── 本文抜粋

元ナショナルチームコーチで解説者の渡辺理貴さんは「今までは、練習してきたことをしっかりやりますとか、しっかり力を出せたからよかったといったコメントをする選手が多かった。今でも多くの中堅、ベテランは自分のできることにこだわりを持ってプレーするが、どんな状況でも目の前の相手を見て、その技術に自信があろうがなかろうが、相手が待っていないことをする。それを選択できる選手が次世代で活躍する」と話す。
長﨑が得たもの
もちろん長﨑の躍進は大きな収穫だった。第4ゲーム以降、勝ちを意識したのか、相手がつける変化を見ようとしたのか、打球後の戻りがわずかに遅くなったのは惜しい。同じチームの選手の試合なのでベンチコーチがいないのも、19歳には気の毒だったが、貴重な経験になったに違いない。
村上総監督は「これまでは体が成長期で、腰痛もあったが、体がしっかりしてきて、パワーを出して打った後で体が崩れなくなった」と成長の要因を語る。長﨑自身も「悔しい気持ちの方が強いです。それも含めて今の実力だと思うので、しっかり反省して生かしていきたい」と話し、ますます楽しみになった。
例えば第5ゲームの8-8からロングサービスを2本続け、早田に待たれて連続失点した場面。今は、自分を信じて強気に攻めた結果だと前向きにとらえるのもいいが、経験を積んでしたたかさを身につけた時、振り返ってどう考えるだろうか。
すでに伊藤は、自分の卓球と勝てる卓球、負けない卓球の間で試行錯誤を続けてきた。それでも卓球には選手の数だけ戦型があり、同じ相手でも前回の対戦や事前に収集した情報と違うことが多い。自分の状態も試合によって変わり、今回は長﨑に不覚を取った。

────

出題 1.
卓球の記事について、次の問いに答えよ。
(a) 元ナショナルチームコーチの渡辺理貴さんは、現在どういう立場で紹介されているか。
(b) 長﨑がロングサービスを2本続けたのは、第5ゲームの何対何からか。
(c) 今回、伊藤が不覚を取った相手は誰か。
出題 2.
卓球の記事のうち、「村上総監督は「これまでは体が」を含む語句で始まり「り返ってどう考えるだろうか。」で終わる部分を、一字も変えずに写し直すこと。
出題 3.
卓球の記事を、最後の文の後から書き進めること。
記録は卓球の記事とは別の資料である。

── データ一覧

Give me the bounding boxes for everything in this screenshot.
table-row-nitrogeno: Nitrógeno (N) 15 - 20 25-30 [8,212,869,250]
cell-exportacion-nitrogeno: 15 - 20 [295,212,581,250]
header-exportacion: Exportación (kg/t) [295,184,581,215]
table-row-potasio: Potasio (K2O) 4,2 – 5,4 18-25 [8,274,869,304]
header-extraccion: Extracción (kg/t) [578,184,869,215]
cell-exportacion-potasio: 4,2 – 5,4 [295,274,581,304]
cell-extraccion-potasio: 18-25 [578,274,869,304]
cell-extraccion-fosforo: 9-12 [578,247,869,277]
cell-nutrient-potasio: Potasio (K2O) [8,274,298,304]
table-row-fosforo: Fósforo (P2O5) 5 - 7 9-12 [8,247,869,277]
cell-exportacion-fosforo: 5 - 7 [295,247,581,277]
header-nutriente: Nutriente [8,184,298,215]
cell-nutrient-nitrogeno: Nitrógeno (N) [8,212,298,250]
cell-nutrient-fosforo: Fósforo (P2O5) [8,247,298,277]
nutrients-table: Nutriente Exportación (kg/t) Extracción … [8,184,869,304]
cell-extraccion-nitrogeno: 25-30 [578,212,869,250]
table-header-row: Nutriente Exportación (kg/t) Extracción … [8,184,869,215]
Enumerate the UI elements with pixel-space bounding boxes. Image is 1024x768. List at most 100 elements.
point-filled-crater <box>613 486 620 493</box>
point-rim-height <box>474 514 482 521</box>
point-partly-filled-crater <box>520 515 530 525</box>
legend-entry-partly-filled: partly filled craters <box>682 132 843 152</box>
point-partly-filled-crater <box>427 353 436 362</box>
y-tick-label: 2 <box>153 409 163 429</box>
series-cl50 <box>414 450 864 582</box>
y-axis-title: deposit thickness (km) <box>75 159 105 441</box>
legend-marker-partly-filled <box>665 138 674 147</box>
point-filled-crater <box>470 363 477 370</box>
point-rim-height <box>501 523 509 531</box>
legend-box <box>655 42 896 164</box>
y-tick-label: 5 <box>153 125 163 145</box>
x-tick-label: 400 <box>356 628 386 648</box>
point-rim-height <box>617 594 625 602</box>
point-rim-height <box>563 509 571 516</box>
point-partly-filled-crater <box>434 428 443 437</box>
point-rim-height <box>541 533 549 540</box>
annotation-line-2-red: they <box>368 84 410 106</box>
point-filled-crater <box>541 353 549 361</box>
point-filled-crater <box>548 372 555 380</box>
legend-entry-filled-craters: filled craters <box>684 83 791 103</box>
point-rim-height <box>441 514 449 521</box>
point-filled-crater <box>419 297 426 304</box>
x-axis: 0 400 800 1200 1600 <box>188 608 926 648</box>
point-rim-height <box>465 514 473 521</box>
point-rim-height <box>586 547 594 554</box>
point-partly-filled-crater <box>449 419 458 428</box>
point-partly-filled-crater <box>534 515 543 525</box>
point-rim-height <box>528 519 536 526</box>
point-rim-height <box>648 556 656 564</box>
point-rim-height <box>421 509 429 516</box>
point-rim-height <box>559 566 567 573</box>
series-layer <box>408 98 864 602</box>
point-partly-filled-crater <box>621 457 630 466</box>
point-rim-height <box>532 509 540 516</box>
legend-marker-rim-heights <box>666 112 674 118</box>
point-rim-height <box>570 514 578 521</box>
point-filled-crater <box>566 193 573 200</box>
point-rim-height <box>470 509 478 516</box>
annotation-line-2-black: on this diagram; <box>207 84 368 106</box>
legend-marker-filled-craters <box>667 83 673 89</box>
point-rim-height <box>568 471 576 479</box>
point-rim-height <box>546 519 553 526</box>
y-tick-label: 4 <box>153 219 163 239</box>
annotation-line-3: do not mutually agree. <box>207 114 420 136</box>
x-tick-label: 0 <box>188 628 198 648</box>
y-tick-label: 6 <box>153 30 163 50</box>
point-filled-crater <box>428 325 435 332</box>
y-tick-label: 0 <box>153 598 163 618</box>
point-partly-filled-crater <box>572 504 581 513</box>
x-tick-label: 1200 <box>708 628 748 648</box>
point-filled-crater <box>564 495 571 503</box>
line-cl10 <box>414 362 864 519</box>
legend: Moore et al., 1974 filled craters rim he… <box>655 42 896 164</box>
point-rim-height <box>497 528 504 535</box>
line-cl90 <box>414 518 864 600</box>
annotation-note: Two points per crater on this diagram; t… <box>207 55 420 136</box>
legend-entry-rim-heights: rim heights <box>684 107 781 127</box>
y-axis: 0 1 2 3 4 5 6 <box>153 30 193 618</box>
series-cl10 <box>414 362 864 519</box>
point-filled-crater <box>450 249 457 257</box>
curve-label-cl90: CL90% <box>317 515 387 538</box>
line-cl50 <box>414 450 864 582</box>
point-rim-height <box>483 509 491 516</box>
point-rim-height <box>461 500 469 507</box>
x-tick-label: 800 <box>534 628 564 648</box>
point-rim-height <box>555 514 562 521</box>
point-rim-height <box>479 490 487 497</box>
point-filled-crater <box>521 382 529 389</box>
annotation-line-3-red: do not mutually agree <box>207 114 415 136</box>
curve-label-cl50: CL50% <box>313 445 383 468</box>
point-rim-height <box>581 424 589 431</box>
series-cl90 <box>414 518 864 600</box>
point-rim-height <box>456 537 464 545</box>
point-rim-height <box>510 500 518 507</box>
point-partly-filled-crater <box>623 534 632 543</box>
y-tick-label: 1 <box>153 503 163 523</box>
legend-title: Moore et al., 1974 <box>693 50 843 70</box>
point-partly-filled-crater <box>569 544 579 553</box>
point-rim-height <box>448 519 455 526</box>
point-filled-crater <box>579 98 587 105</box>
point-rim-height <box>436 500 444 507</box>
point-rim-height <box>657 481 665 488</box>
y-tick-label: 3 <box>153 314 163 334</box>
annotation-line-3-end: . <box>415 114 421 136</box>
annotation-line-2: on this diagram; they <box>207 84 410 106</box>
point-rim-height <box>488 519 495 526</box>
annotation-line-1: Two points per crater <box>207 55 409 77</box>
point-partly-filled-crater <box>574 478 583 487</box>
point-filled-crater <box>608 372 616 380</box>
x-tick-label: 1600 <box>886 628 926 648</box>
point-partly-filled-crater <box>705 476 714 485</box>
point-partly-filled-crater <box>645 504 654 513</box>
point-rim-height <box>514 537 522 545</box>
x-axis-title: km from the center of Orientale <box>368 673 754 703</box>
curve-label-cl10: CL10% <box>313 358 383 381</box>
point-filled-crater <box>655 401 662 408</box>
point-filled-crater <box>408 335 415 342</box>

────

解答 1.
(a) 解説者
(b) 8-8
(c) 長﨑

解答 2.
村上総監督は「これまでは体が成長期で、腰痛もあったが、体がしっかりしてきて、パワーを出して打った後で体が崩れなくなった」と成長の要因を語る。長﨑自身も「悔しい気持ちの方が強いです。それも含めて今の実力だと思うので、しっかり反省して生かしていきたい」と話し、ますます楽しみになった。
例えば第5ゲームの8-8からロングサービスを2本続け、早田に待たれて連続失点した場面。今は、自分を信じて強気に攻めた結果だと前向きにとらえるのもいいが、経験を積んでしたたかさを身につけた時、振り返ってどう考えるだろうか。

解答 3.
張本美和(木下アカデミー)は中学1年生ながら、試合の流れや相手の心理などの「読み」を強く意識して試合をしている。今はまだ、分かっていても実践できないことが多くて歯がゆそうだが、その気持ちが、技術の幅を広げる後押しになるだろう。
「世界」を見てこその代表争い
この大会は基準を満たしたトップ選手男女各32人によるトーナメントで行われ、順位に応じて代表選考のポイントが与えられた。
まだパリ五輪の種目や試合方式さえ未定だが、現在の方針では、これから24年1月の全日本まで、日本卓球協会が定めた計6回の国内選考会と2回の全日本、今年のアジア競技大会シングルス、来年の世界選手権個人戦シングルスとアジア選手権シングルス、そして向こう2季のTリーグを対象として得たポイントで、シングルス代表男女各2人を選ぶ。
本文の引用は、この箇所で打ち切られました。